### What the task asks
Restate the entire listing word for word.

- - - - -

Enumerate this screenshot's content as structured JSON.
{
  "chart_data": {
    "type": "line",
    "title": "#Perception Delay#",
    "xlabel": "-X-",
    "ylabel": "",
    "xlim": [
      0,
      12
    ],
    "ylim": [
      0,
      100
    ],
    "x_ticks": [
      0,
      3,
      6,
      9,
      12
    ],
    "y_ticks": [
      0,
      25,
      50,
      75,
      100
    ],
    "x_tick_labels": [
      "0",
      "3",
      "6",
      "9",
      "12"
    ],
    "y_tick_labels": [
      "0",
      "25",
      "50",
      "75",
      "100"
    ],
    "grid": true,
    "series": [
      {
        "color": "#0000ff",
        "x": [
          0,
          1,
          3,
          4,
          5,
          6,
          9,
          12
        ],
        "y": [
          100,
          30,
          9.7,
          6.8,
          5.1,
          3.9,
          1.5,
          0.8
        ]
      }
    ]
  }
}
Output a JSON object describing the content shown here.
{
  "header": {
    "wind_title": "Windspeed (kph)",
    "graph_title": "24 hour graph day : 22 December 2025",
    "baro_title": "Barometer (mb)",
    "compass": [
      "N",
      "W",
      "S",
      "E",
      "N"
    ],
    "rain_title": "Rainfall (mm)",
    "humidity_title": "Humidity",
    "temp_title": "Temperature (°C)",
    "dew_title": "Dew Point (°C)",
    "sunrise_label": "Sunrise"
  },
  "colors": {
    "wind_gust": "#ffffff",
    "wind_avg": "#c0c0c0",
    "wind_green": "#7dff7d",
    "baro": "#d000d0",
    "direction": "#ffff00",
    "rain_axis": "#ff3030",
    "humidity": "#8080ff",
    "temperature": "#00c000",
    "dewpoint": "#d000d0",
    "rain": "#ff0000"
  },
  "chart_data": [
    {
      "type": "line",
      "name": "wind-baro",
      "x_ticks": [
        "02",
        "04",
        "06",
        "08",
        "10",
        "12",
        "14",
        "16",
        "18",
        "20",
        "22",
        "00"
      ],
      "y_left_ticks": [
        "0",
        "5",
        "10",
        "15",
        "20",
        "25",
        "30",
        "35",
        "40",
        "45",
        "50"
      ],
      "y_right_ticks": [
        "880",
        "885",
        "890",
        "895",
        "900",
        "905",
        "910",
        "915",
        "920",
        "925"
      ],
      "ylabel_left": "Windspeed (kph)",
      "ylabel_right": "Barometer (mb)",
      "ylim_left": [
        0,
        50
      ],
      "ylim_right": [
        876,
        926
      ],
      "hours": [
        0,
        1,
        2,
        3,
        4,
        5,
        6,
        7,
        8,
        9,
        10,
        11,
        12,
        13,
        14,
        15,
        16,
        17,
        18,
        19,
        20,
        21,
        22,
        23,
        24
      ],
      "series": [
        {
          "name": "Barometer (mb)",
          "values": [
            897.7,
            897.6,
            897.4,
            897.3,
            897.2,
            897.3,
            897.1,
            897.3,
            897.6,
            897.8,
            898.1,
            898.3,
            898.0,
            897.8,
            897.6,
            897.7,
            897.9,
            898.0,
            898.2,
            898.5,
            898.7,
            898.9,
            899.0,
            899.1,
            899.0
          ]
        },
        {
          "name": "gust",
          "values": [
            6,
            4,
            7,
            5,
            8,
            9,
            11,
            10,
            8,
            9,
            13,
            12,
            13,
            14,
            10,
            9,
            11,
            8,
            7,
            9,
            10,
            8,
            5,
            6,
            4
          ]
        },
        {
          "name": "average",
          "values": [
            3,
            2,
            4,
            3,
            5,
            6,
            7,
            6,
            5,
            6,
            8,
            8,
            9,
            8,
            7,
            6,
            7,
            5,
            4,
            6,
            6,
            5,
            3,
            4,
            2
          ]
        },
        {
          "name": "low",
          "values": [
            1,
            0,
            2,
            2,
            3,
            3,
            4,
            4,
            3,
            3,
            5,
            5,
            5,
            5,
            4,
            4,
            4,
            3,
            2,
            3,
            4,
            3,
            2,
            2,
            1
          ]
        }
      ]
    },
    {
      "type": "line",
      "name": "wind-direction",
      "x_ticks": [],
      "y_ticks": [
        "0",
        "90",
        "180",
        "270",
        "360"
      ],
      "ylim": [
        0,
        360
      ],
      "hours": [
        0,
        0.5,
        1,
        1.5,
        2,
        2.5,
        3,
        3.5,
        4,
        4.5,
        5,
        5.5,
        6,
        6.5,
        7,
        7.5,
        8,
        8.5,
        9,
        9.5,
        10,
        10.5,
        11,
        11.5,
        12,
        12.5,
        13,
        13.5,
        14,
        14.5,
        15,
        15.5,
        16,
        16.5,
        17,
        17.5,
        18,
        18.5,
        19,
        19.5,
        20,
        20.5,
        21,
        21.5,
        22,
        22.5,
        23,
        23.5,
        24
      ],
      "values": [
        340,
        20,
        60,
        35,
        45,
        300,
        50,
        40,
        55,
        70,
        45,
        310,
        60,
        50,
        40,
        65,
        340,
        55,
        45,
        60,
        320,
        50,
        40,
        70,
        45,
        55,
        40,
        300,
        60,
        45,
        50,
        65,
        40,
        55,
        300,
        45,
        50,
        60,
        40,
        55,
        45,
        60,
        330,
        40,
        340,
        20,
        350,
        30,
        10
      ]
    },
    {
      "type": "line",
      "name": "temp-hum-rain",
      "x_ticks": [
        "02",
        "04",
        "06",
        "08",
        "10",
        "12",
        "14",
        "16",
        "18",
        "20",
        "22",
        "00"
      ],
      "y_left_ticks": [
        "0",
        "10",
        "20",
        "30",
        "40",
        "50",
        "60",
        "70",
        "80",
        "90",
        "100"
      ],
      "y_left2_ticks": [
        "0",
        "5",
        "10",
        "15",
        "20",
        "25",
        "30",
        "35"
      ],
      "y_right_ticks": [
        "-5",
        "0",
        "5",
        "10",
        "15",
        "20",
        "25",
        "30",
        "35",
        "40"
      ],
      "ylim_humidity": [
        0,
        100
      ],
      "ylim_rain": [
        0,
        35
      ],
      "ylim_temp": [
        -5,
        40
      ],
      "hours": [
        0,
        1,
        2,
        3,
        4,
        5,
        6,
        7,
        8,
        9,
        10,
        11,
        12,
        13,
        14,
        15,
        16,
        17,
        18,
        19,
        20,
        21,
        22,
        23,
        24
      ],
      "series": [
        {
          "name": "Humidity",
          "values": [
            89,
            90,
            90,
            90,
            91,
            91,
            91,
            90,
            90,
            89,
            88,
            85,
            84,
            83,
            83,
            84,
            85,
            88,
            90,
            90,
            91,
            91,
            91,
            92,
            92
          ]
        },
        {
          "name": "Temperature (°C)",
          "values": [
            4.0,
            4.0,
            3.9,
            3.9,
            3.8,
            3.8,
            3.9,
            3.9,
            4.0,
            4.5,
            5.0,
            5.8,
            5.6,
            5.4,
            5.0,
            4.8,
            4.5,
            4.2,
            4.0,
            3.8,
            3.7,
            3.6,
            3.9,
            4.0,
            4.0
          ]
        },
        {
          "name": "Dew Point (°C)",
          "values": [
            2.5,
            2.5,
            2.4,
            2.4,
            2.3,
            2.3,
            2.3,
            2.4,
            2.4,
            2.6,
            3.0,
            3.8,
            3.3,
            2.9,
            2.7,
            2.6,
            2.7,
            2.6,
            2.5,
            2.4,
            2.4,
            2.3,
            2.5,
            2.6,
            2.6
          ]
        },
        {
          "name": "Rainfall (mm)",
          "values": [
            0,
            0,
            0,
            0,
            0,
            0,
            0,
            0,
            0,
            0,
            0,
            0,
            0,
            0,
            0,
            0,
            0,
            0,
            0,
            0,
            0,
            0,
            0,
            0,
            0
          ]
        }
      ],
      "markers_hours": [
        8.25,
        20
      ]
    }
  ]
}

- - - - -

### Written response
Enumerate this screenshot's content as structured JSON.
{
  "chart_data": {
    "type": "line",
    "title": "#Perception Delay#",
    "xlabel": "-X-",
    "ylabel": "",
    "xlim": [
      0,
      12
    ],
    "ylim": [
      0,
      100
    ],
    "x_ticks": [
      0,
      3,
      6,
      9,
      12
    ],
    "y_ticks": [
      0,
      25,
      50,
      75,
      100
    ],
    "x_tick_labels": [
      "0",
      "3",
      "6",
      "9",
      "12"
    ],
    "y_tick_labels": [
      "0",
      "25",
      "50",
      "75",
      "100"
    ],
    "grid": true,
    "series": [
      {
        "color": "#0000ff",
        "x": [
          0,
          1,
          3,
          4,
          5,
          6,
          9,
          12
        ],
        "y": [
          100,
          30,
          9.7,
          6.8,
          5.1,
          3.9,
          1.5,
          0.8
        ]
      }
    ]
  }
}
Output a JSON object describing the content shown here.
{
  "header": {
    "wind_title": "Windspeed (kph)",
    "graph_title": "24 hour graph day : 22 December 2025",
    "baro_title": "Barometer (mb)",
    "compass": [
      "N",
      "W",
      "S",
      "E",
      "N"
    ],
    "rain_title": "Rainfall (mm)",
    "humidity_title": "Humidity",
    "temp_title": "Temperature (°C)",
    "dew_title": "Dew Point (°C)",
    "sunrise_label": "Sunrise"
  },
  "colors": {
    "wind_gust": "#ffffff",
    "wind_avg": "#c0c0c0",
    "wind_green": "#7dff7d",
    "baro": "#d000d0",
    "direction": "#ffff00",
    "rain_axis": "#ff3030",
    "humidity": "#8080ff",
    "temperature": "#00c000",
    "dewpoint": "#d000d0",
    "rain": "#ff0000"
  },
  "chart_data": [
    {
      "type": "line",
      "name": "wind-baro",
      "x_ticks": [
        "02",
        "04",
        "06",
        "08",
        "10",
        "12",
        "14",
        "16",
        "18",
        "20",
        "22",
        "00"
      ],
      "y_left_ticks": [
        "0",
        "5",
        "10",
        "15",
        "20",
        "25",
        "30",
        "35",
        "40",
        "45",
        "50"
      ],
      "y_right_ticks": [
        "880",
        "885",
        "890",
        "895",
        "900",
        "905",
        "910",
        "915",
        "920",
        "925"
      ],
      "ylabel_left": "Windspeed (kph)",
      "ylabel_right": "Barometer (mb)",
      "ylim_left": [
        0,
        50
      ],
      "ylim_right": [
        876,
        926
      ],
      "hours": [
        0,
        1,
        2,
        3,
        4,
        5,
        6,
        7,
        8,
        9,
        10,
        11,
        12,
        13,
        14,
        15,
        16,
        17,
        18,
        19,
        20,
        21,
        22,
        23,
        24
      ],
      "series": [
        {
          "name": "Barometer (mb)",
          "values": [
            897.7,
            897.6,
            897.4,
            897.3,
            897.2,
            897.3,
            897.1,
            897.3,
            897.6,
            897.8,
            898.1,
            898.3,
            898.0,
            897.8,
            897.6,
            897.7,
            897.9,
            898.0,
            898.2,
            898.5,
            898.7,
            898.9,
            899.0,
            899.1,
            899.0
          ]
        },
        {
          "name": "gust",
          "values": [
            6,
            4,
            7,
            5,
            8,
            9,
            11,
            10,
            8,
            9,
            13,
            12,
            13,
            14,
            10,
            9,
            11,
            8,
            7,
            9,
            10,
            8,
            5,
            6,
            4
          ]
        },
        {
          "name": "average",
          "values": [
            3,
            2,
            4,
            3,
            5,
            6,
            7,
            6,
            5,
            6,
            8,
            8,
            9,
            8,
            7,
            6,
            7,
            5,
            4,
            6,
            6,
            5,
            3,
            4,
            2
          ]
        },
        {
          "name": "low",
          "values": [
            1,
            0,
            2,
            2,
            3,
            3,
            4,
            4,
            3,
            3,
            5,
            5,
            5,
            5,
            4,
            4,
            4,
            3,
            2,
            3,
            4,
            3,
            2,
            2,
            1
          ]
        }
      ]
    },
    {
      "type": "line",
      "name": "wind-direction",
      "x_ticks": [],
      "y_ticks": [
        "0",
        "90",
        "180",
        "270",
        "360"
      ],
      "ylim": [
        0,
        360
      ],
      "hours": [
        0,
        0.5,
        1,
        1.5,
        2,
        2.5,
        3,
        3.5,
        4,
        4.5,
        5,
        5.5,
        6,
        6.5,
        7,
        7.5,
        8,
        8.5,
        9,
        9.5,
        10,
        10.5,
        11,
        11.5,
        12,
        12.5,
        13,
        13.5,
        14,
        14.5,
        15,
        15.5,
        16,
        16.5,
        17,
        17.5,
        18,
        18.5,
        19,
        19.5,
        20,
        20.5,
        21,
        21.5,
        22,
        22.5,
        23,
        23.5,
        24
      ],
      "values": [
        340,
        20,
        60,
        35,
        45,
        300,
        50,
        40,
        55,
        70,
        45,
        310,
        60,
        50,
        40,
        65,
        340,
        55,
        45,
        60,
        320,
        50,
        40,
        70,
        45,
        55,
        40,
        300,
        60,
        45,
        50,
        65,
        40,
        55,
        300,
        45,
        50,
        60,
        40,
        55,
        45,
        60,
        330,
        40,
        340,
        20,
        350,
        30,
        10
      ]
    },
    {
      "type": "line",
      "name": "temp-hum-rain",
      "x_ticks": [
        "02",
        "04",
        "06",
        "08",
        "10",
        "12",
        "14",
        "16",
        "18",
        "20",
        "22",
        "00"
      ],
      "y_left_ticks": [
        "0",
        "10",
        "20",
        "30",
        "40",
        "50",
        "60",
        "70",
        "80",
        "90",
        "100"
      ],
      "y_left2_ticks": [
        "0",
        "5",
        "10",
        "15",
        "20",
        "25",
        "30",
        "35"
      ],
      "y_right_ticks": [
        "-5",
        "0",
        "5",
        "10",
        "15",
        "20",
        "25",
        "30",
        "35",
        "40"
      ],
      "ylim_humidity": [
        0,
        100
      ],
      "ylim_rain": [
        0,
        35
      ],
      "ylim_temp": [
        -5,
        40
      ],
      "hours": [
        0,
        1,
        2,
        3,
        4,
        5,
        6,
        7,
        8,
        9,
        10,
        11,
        12,
        13,
        14,
        15,
        16,
        17,
        18,
        19,
        20,
        21,
        22,
        23,
        24
      ],
      "series": [
        {
          "name": "Humidity",
          "values": [
            89,
            90,
            90,
            90,
            91,
            91,
            91,
            90,
            90,
            89,
            88,
            85,
            84,
            83,
            83,
            84,
            85,
            88,
            90,
            90,
            91,
            91,
            91,
            92,
            92
          ]
        },
        {
          "name": "Temperature (°C)",
          "values": [
            4.0,
            4.0,
            3.9,
            3.9,
            3.8,
            3.8,
            3.9,
            3.9,
            4.0,
            4.5,
            5.0,
            5.8,
            5.6,
            5.4,
            5.0,
            4.8,
            4.5,
            4.2,
            4.0,
            3.8,
            3.7,
            3.6,
            3.9,
            4.0,
            4.0
          ]
        },
        {
          "name": "Dew Point (°C)",
          "values": [
            2.5,
            2.5,
            2.4,
            2.4,
            2.3,
            2.3,
            2.3,
            2.4,
            2.4,
            2.6,
            3.0,
            3.8,
            3.3,
            2.9,
            2.7,
            2.6,
            2.7,
            2.6,
            2.5,
            2.4,
            2.4,
            2.3,
            2.5,
            2.6,
            2.6
          ]
        },
        {
          "name": "Rainfall (mm)",
          "values": [
            0,
            0,
            0,
            0,
            0,
            0,
            0,
            0,
            0,
            0,
            0,
            0,
            0,
            0,
            0,
            0,
            0,
            0,
            0,
            0,
            0,
            0,
            0,
            0,
            0
          ]
        }
      ],
      "markers_hours": [
        8.25,
        20
      ]
    }
  ]
}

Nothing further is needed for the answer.